- DATA FOR PROCESSING:
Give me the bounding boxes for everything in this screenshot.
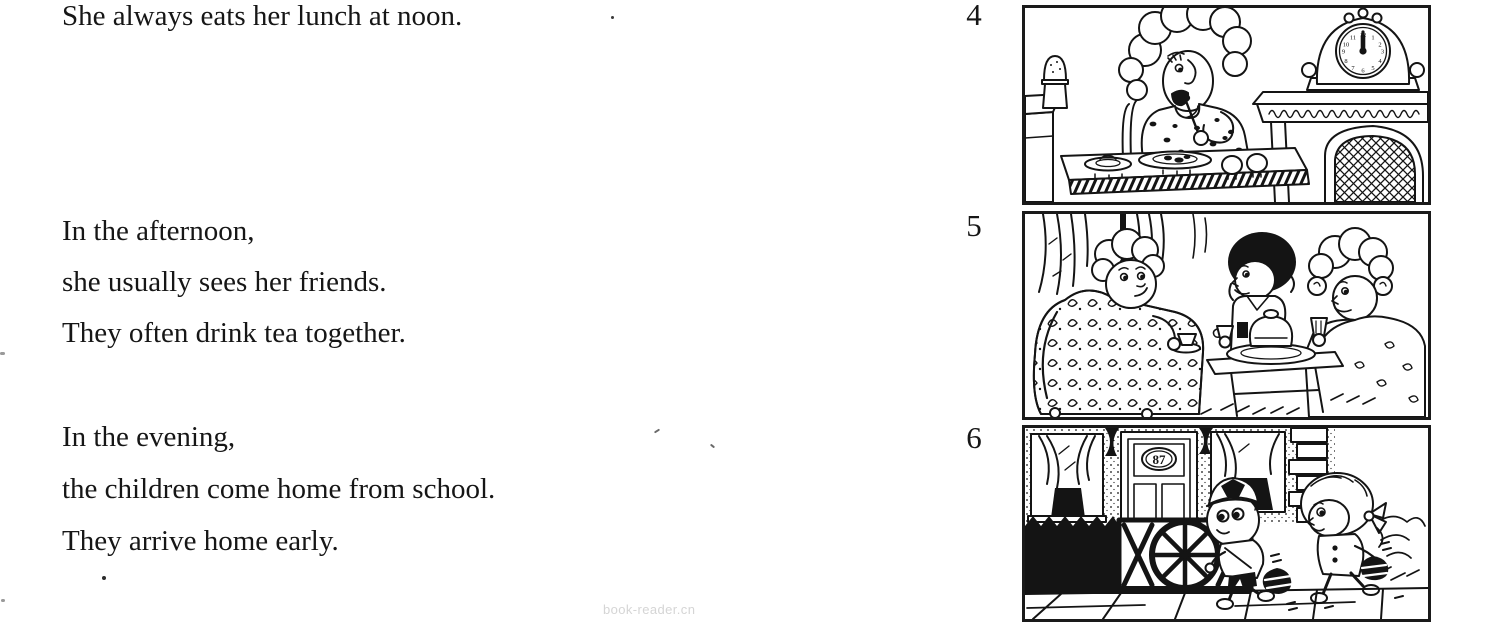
sentence-afternoon-1: In the afternoon, <box>62 215 255 247</box>
scan-artifact <box>1 599 5 602</box>
grandma-in-armchair <box>1034 229 1203 417</box>
chair-back <box>1123 100 1137 158</box>
dining-table <box>1061 148 1309 194</box>
tea-drawing <box>1025 214 1428 417</box>
sentence-evening-1: In the evening, <box>62 421 236 453</box>
svg-text:3: 3 <box>1380 48 1385 56</box>
scan-artifact <box>0 352 5 355</box>
home-drawing <box>1025 428 1428 619</box>
passage-afternoon <box>62 206 406 359</box>
running-girl <box>1301 473 1388 603</box>
svg-text:2: 2 <box>1378 41 1382 49</box>
illustration-tea-with-friends <box>1022 211 1431 420</box>
scan-artifact <box>611 16 614 19</box>
passage-noon <box>62 0 462 33</box>
passage-evening <box>62 411 495 567</box>
panel-number-4: 4 <box>966 0 982 32</box>
svg-text:4: 4 <box>1378 58 1382 65</box>
sentence-evening-3: They arrive home early. <box>62 525 339 557</box>
panel-number-5: 5 <box>966 208 982 243</box>
sentence-noon: She always eats her lunch at noon. <box>62 0 463 32</box>
scan-artifact <box>102 576 106 580</box>
mantel-clock <box>1302 9 1424 91</box>
svg-text:6: 6 <box>1361 67 1365 75</box>
scan-artifact <box>710 444 715 449</box>
friend-fair-hair <box>1305 228 1425 417</box>
woman-eating <box>1119 8 1251 158</box>
left-window <box>1028 434 1106 522</box>
svg-text:1: 1 <box>1371 34 1375 42</box>
house-number: 87 <box>1152 452 1166 467</box>
svg-text:10: 10 <box>1342 41 1350 49</box>
sentence-evening-2: the children come home from school. <box>62 473 496 505</box>
svg-text:11: 11 <box>1349 34 1357 42</box>
illustration-children-home <box>1022 425 1431 622</box>
sentence-afternoon-3: They often drink tea together. <box>62 317 406 349</box>
sentence-afternoon-2: she usually sees her friends. <box>62 266 387 298</box>
lunch-drawing <box>1025 8 1428 202</box>
clock-hands-noon <box>1360 32 1365 54</box>
panel-number-6: 6 <box>966 420 982 455</box>
svg-text:8: 8 <box>1344 58 1348 65</box>
svg-text:9: 9 <box>1341 48 1346 56</box>
svg-text:5: 5 <box>1371 65 1375 72</box>
counter-and-salt-shaker <box>1025 56 1068 202</box>
svg-text:12: 12 <box>1359 32 1367 39</box>
illustration-lunch-at-noon <box>1022 5 1431 205</box>
scan-artifact <box>654 429 660 434</box>
watermark: book-reader.cn <box>603 602 696 617</box>
svg-text:7: 7 <box>1351 65 1355 72</box>
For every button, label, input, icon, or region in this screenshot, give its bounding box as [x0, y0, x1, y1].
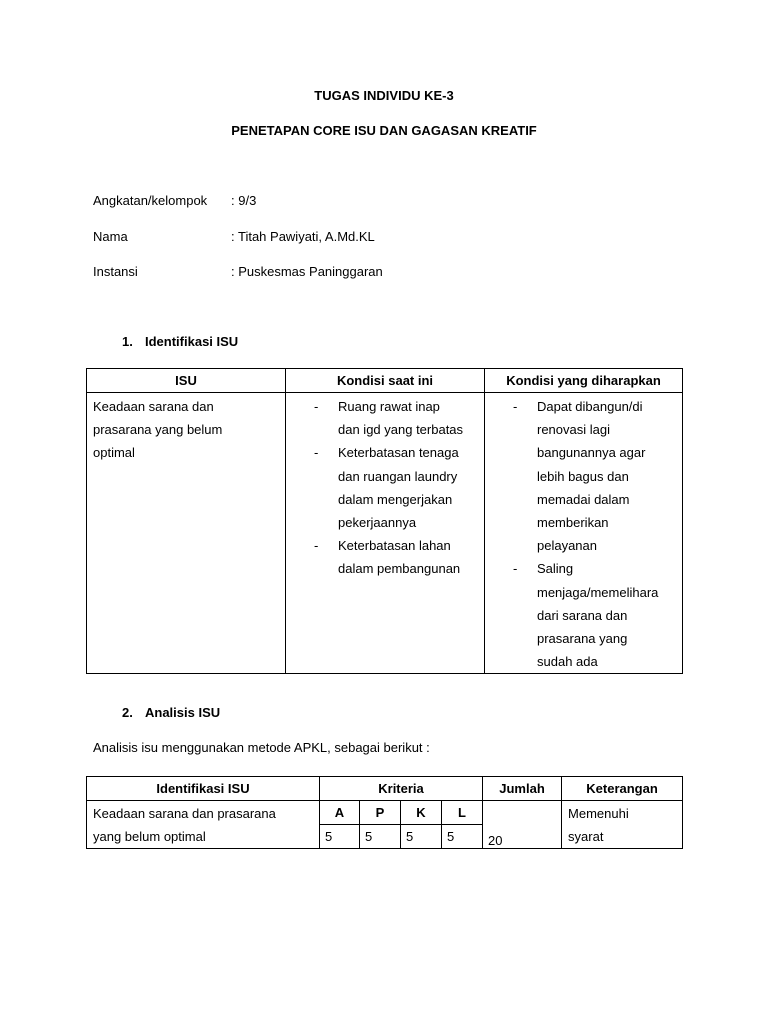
header-kriteria: Kriteria: [320, 777, 483, 801]
analisis-isu-line: yang belum optimal: [93, 829, 206, 845]
header-kondisi-diharapkan: Kondisi yang diharapkan: [485, 369, 683, 393]
table-header-row: [87, 777, 683, 801]
list-item-line: lebih bagus dan: [537, 468, 629, 484]
table-header-row: [87, 369, 683, 393]
keterangan-line: Memenuhi: [568, 806, 629, 821]
analisis-isu-cell: [87, 801, 320, 849]
jumlah-value: 20: [488, 833, 503, 849]
field-value-nama: : Titah Pawiyati, A.Md.KL: [231, 229, 375, 244]
table-row: [87, 801, 683, 825]
header-isu: ISU: [87, 369, 286, 393]
list-item-line: dan igd yang terbatas: [338, 422, 464, 438]
section2-number: 2.: [122, 705, 133, 720]
list-item-line: memadai dalam: [537, 491, 630, 507]
field-value-instansi: : Puskesmas Paninggaran: [231, 264, 383, 279]
header-jumlah: Jumlah: [483, 777, 562, 801]
list-item-line: menjaga/memelihara: [537, 584, 659, 600]
score-l: 5: [442, 825, 483, 849]
jumlah-cell: [483, 801, 562, 849]
document-subtitle: PENETAPAN CORE ISU DAN GAGASAN KREATIF: [231, 123, 537, 138]
kondisi-saat-ini-cell: [286, 393, 485, 674]
field-value-angkatan: : 9/3: [231, 193, 257, 208]
field-label-nama: Nama: [93, 229, 128, 244]
list-item-line: - Dapat dibangun/di: [537, 399, 643, 414]
section1-heading: [122, 334, 238, 349]
keterangan-line: syarat: [568, 829, 604, 845]
list-item-line: - Keterbatasan lahan: [338, 538, 451, 554]
kondisi-saat-ini-list: [286, 393, 484, 581]
score-a: 5: [320, 825, 360, 849]
list-item-line: - Ruang rawat inap: [338, 399, 440, 414]
isu-cell: [87, 393, 286, 674]
kondisi-diharapkan-cell: [485, 393, 683, 674]
header-identifikasi-isu: Identifikasi ISU: [87, 777, 320, 801]
list-item-line: dalam pembangunan: [338, 561, 461, 577]
list-item-line: prasarana yang: [537, 631, 628, 647]
isu-line: Keadaan sarana dan: [93, 399, 214, 414]
list-item-line: dalam mengerjakan: [338, 491, 453, 507]
list-item: [286, 534, 480, 580]
list-item-line: - Keterbatasan tenaga: [338, 445, 459, 461]
isu-line: prasarana yang belum: [93, 422, 223, 438]
field-label-instansi: Instansi: [93, 264, 138, 279]
analisis-isu-table: [86, 776, 683, 849]
list-item: [485, 557, 678, 673]
list-item-line: dan ruangan laundry: [338, 468, 458, 484]
list-item-line: dari sarana dan: [537, 607, 628, 623]
section1-number: 1.: [122, 334, 133, 349]
header-kondisi-saat-ini: Kondisi saat ini: [286, 369, 485, 393]
score-p: 5: [360, 825, 401, 849]
list-item: [286, 395, 480, 441]
section1-title: Identifikasi ISU: [145, 334, 239, 349]
list-item: [485, 395, 678, 557]
list-item-line: - Saling: [537, 561, 574, 577]
score-k: 5: [401, 825, 442, 849]
isu-line: optimal: [93, 445, 135, 461]
criteria-label-p: P: [360, 801, 401, 825]
list-item-line: pelayanan: [537, 538, 597, 554]
list-item-line: pekerjaannya: [338, 515, 417, 531]
list-item-line: sudah ada: [537, 654, 598, 670]
list-item-line: bangunannya agar: [537, 445, 646, 461]
list-item-line: renovasi lagi: [537, 422, 610, 438]
list-item-line: memberikan: [537, 515, 609, 531]
analisis-isu-line: Keadaan sarana dan prasarana: [93, 806, 276, 821]
criteria-label-a: A: [320, 801, 360, 825]
list-item: [286, 441, 480, 534]
document-title: TUGAS INDIVIDU KE-3: [314, 88, 454, 103]
keterangan-cell: [562, 801, 683, 849]
criteria-label-k: K: [401, 801, 442, 825]
field-label-angkatan: Angkatan/kelompok: [93, 193, 208, 208]
section2-title: Analisis ISU: [145, 705, 221, 720]
criteria-label-l: L: [442, 801, 483, 825]
section2-heading: [122, 705, 220, 720]
header-keterangan: Keterangan: [562, 777, 683, 801]
kondisi-diharapkan-list: [485, 393, 682, 673]
section2-intro: Analisis isu menggunakan metode APKL, sebagai berikut :: [93, 740, 430, 755]
identifikasi-isu-table: [86, 368, 683, 674]
table-row: [87, 393, 683, 674]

- EXERCISE BRIEF: Format every line of the records above as a Markdown table with the columns Row and Line, numbering each row and skipping blank lines. Omit the pictures.

- SOLUTION BELOW:
| Row | Line |
|---|---|
| 1 | Give me the bounding boxes for everything in this screenshot. |
| 2 | sentence-afternoon-1: In the afternoon, <box>62 215 255 247</box> |
| 3 | scan-artifact <box>1 599 5 602</box> |
| 4 | grandma-in-armchair <box>1034 229 1203 417</box> |
| 5 | chair-back <box>1123 100 1137 158</box> |
| 6 | dining-table <box>1061 148 1309 194</box> |
| 7 | tea-drawing <box>1025 214 1428 417</box> |
| 8 | sentence-evening-1: In the evening, <box>62 421 236 453</box> |
| 9 | svg-text:3: 3 <box>1380 48 1385 56</box> |
| 10 | scan-artifact <box>0 352 5 355</box> |
| 11 | home-drawing <box>1025 428 1428 619</box> |
| 12 | passage-afternoon <box>62 206 406 359</box> |
| 13 | running-girl <box>1301 473 1388 603</box> |
| 14 | svg-text:2: 2 <box>1378 41 1382 49</box> |
| 15 | illustration-tea-with-friends <box>1022 211 1431 420</box> |
| 16 | scan-artifact <box>611 16 614 19</box> |
| 17 | passage-noon <box>62 0 462 33</box> |
| 18 | passage-evening <box>62 411 495 567</box> |
| 19 | panel-number-4: 4 <box>966 0 982 32</box> |
| 20 | svg-text:4: 4 <box>1378 58 1382 65</box> |
| 21 | sentence-evening-3: They arrive home early. <box>62 525 339 557</box> |
| 22 | panel-number-5: 5 <box>966 208 982 243</box> |
| 23 | sentence-noon: She always eats her lunch at noon. <box>62 0 463 32</box> |
| 24 | scan-artifact <box>102 576 106 580</box> |
| 25 | mantel-clock <box>1302 9 1424 91</box> |
| 26 | svg-text:6: 6 <box>1361 67 1365 75</box> |
| 27 | scan-artifact <box>710 444 715 449</box> |
| 28 | friend-fair-hair <box>1305 228 1425 417</box> |
| 29 | woman-eating <box>1119 8 1251 158</box> |
| 30 | left-window <box>1028 434 1106 522</box> |
| 31 | svg-text:1: 1 <box>1371 34 1375 42</box> |
| 32 | house-number: 87 <box>1152 452 1166 467</box> |
| 33 | svg-text:10: 10 <box>1342 41 1350 49</box> |
| 34 | sentence-evening-2: the children come home from school. <box>62 473 496 505</box> |
| 35 | svg-text:11: 11 <box>1349 34 1357 42</box> |
| 36 | illustration-children-home <box>1022 425 1431 622</box> |
| 37 | sentence-afternoon-3: They often drink tea together. <box>62 317 406 349</box> |
| 38 | sentence-afternoon-2: she usually sees her friends. <box>62 266 387 298</box> |
| 39 | lunch-drawing <box>1025 8 1428 202</box> |
| 40 | clock-hands-noon <box>1360 32 1365 54</box> |
| 41 | panel-number-6: 6 <box>966 420 982 455</box> |
| 42 | svg-text:8: 8 <box>1344 58 1348 65</box> |
| 43 | svg-text:9: 9 <box>1341 48 1346 56</box> |
| 44 | svg-text:5: 5 <box>1371 65 1375 72</box> |
| 45 | counter-and-salt-shaker <box>1025 56 1068 202</box> |
| 46 | svg-text:12: 12 <box>1359 32 1367 39</box> |
| 47 | illustration-lunch-at-noon <box>1022 5 1431 205</box> |
| 48 | scan-artifact <box>654 429 660 434</box> |
| 49 | watermark: book-reader.cn <box>603 602 696 617</box> |
| 50 | svg-text:7: 7 <box>1351 65 1355 72</box> |
| 51 | For every button, label, input, icon, or region in this screenshot, give its bounding box as [x0, y0, x1, y1]. |
| 52 | header-kriteria: Kriteria: [320, 777, 483, 801] |
| 53 | analisis-isu-line: yang belum optimal: [93, 829, 206, 845] |
| 54 | header-kondisi-diharapkan: Kondisi yang diharapkan: [485, 369, 683, 393] |
| 55 | table-header-row: [87, 777, 683, 801] |
| 56 | list-item-line: lebih bagus dan: [537, 468, 629, 484] |
| 57 | table-header-row: [87, 369, 683, 393] |
| 58 | keterangan-line: Memenuhi: [568, 806, 629, 821] |
| 59 | analisis-isu-cell: [87, 801, 320, 849] |
| 60 | jumlah-value: 20: [488, 833, 503, 849] |
| 61 | field-value-nama: : Titah Pawiyati, A.Md.KL: [231, 229, 375, 244] |
| 62 | table-row: [87, 801, 683, 825] |
| 63 | header-isu: ISU: [87, 369, 286, 393] |
| 64 | list-item-line: dan igd yang terbatas: [338, 422, 464, 438] |
| 65 | section2-number: 2.: [122, 705, 133, 720] |
| 66 | list-item-line: memadai dalam: [537, 491, 630, 507] |
| 67 | field-value-instansi: : Puskesmas Paninggaran: [231, 264, 383, 279] |
| 68 | header-jumlah: Jumlah: [483, 777, 562, 801] |
| 69 | list-item-line: menjaga/memelihara: [537, 584, 659, 600] |
| 70 | score-l: 5: [442, 825, 483, 849] |
| 71 | jumlah-cell: [483, 801, 562, 849] |
| 72 | document-subtitle: PENETAPAN CORE ISU DAN GAGASAN KREATIF: [231, 123, 537, 138] |
| 73 | kondisi-saat-ini-cell: [286, 393, 485, 674] |
| 74 | field-value-angkatan: : 9/3: [231, 193, 257, 208] |
| 75 | field-label-nama: Nama: [93, 229, 128, 244] |
| 76 | list-item-line: - Dapat dibangun/di: [537, 399, 643, 414] |
| 77 | section1-heading: [122, 334, 238, 349] |
| 78 | keterangan-line: syarat: [568, 829, 604, 845] |
| 79 | list-item-line: - Keterbatasan lahan: [338, 538, 451, 554] |
| 80 | kondisi-saat-ini-list: [286, 393, 484, 581] |
| 81 | score-a: 5: [320, 825, 360, 849] |
| 82 | list-item-line: - Ruang rawat inap: [338, 399, 440, 414] |
| 83 | isu-cell: [87, 393, 286, 674] |
| 84 | kondisi-diharapkan-cell: [485, 393, 683, 674] |
| 85 | header-identifikasi-isu: Identifikasi ISU: [87, 777, 320, 801] |
| 86 | list-item-line: dalam pembangunan: [338, 561, 461, 577] |
| 87 | list-item-line: prasarana yang: [537, 631, 628, 647] |
| 88 | isu-line: Keadaan sarana dan: [93, 399, 214, 414] |
| 89 | list-item-line: dalam mengerjakan: [338, 491, 453, 507] |
| 90 | list-item: [286, 534, 480, 580] |
| 91 | list-item-line: - Keterbatasan tenaga: [338, 445, 459, 461] |
| 92 | isu-line: prasarana yang belum: [93, 422, 223, 438] |
| 93 | field-label-instansi: Instansi: [93, 264, 138, 279] |
| 94 | analisis-isu-table: [86, 776, 683, 849] |
| 95 | list-item: [485, 557, 678, 673] |
| 96 | list-item-line: dan ruangan laundry: [338, 468, 458, 484] |
| 97 | list-item-line: dari sarana dan: [537, 607, 628, 623] |
| 98 | section1-number: 1.: [122, 334, 133, 349] |
| 99 | header-kondisi-saat-ini: Kondisi saat ini: [286, 369, 485, 393] |
| 100 | score-p: 5: [360, 825, 401, 849] |
| 101 | list-item: [286, 395, 480, 441] |
| 102 | section1-title: Identifikasi ISU: [145, 334, 239, 349] |
| 103 | list-item: [485, 395, 678, 557] |
| 104 | list-item-line: - Saling: [537, 561, 574, 577] |
| 105 | score-k: 5: [401, 825, 442, 849] |
| 106 | isu-line: optimal: [93, 445, 135, 461] |
| 107 | criteria-label-p: P: [360, 801, 401, 825] |
| 108 | list-item-line: pelayanan: [537, 538, 597, 554] |
| 109 | list-item-line: pekerjaannya: [338, 515, 417, 531] |
| 110 | list-item-line: sudah ada: [537, 654, 598, 670] |
| 111 | list-item-line: bangunannya agar: [537, 445, 646, 461] |
| 112 | list-item-line: renovasi lagi: [537, 422, 610, 438] |
| 113 | list-item-line: memberikan: [537, 515, 609, 531] |
| 114 | analisis-isu-line: Keadaan sarana dan prasarana: [93, 806, 276, 821] |
| 115 | criteria-label-a: A: [320, 801, 360, 825] |
| 116 | list-item: [286, 441, 480, 534] |
| 117 | document-title: TUGAS INDIVIDU KE-3: [314, 88, 454, 103] |
| 118 | keterangan-cell: [562, 801, 683, 849] |
| 119 | criteria-label-k: K: [401, 801, 442, 825] |
| 120 | field-label-angkatan: Angkatan/kelompok: [93, 193, 208, 208] |
| 121 | section2-title: Analisis ISU: [145, 705, 221, 720] |
| 122 | criteria-label-l: L: [442, 801, 483, 825] |
| 123 | section2-heading: [122, 705, 220, 720] |
| 124 | header-keterangan: Keterangan: [562, 777, 683, 801] |
| 125 | kondisi-diharapkan-list: [485, 393, 682, 673] |
| 126 | section2-intro: Analisis isu menggunakan metode APKL, sebagai berikut :: [93, 740, 430, 755] |
| 127 | identifikasi-isu-table: [86, 368, 683, 674] |
| 128 | table-row: [87, 393, 683, 674] |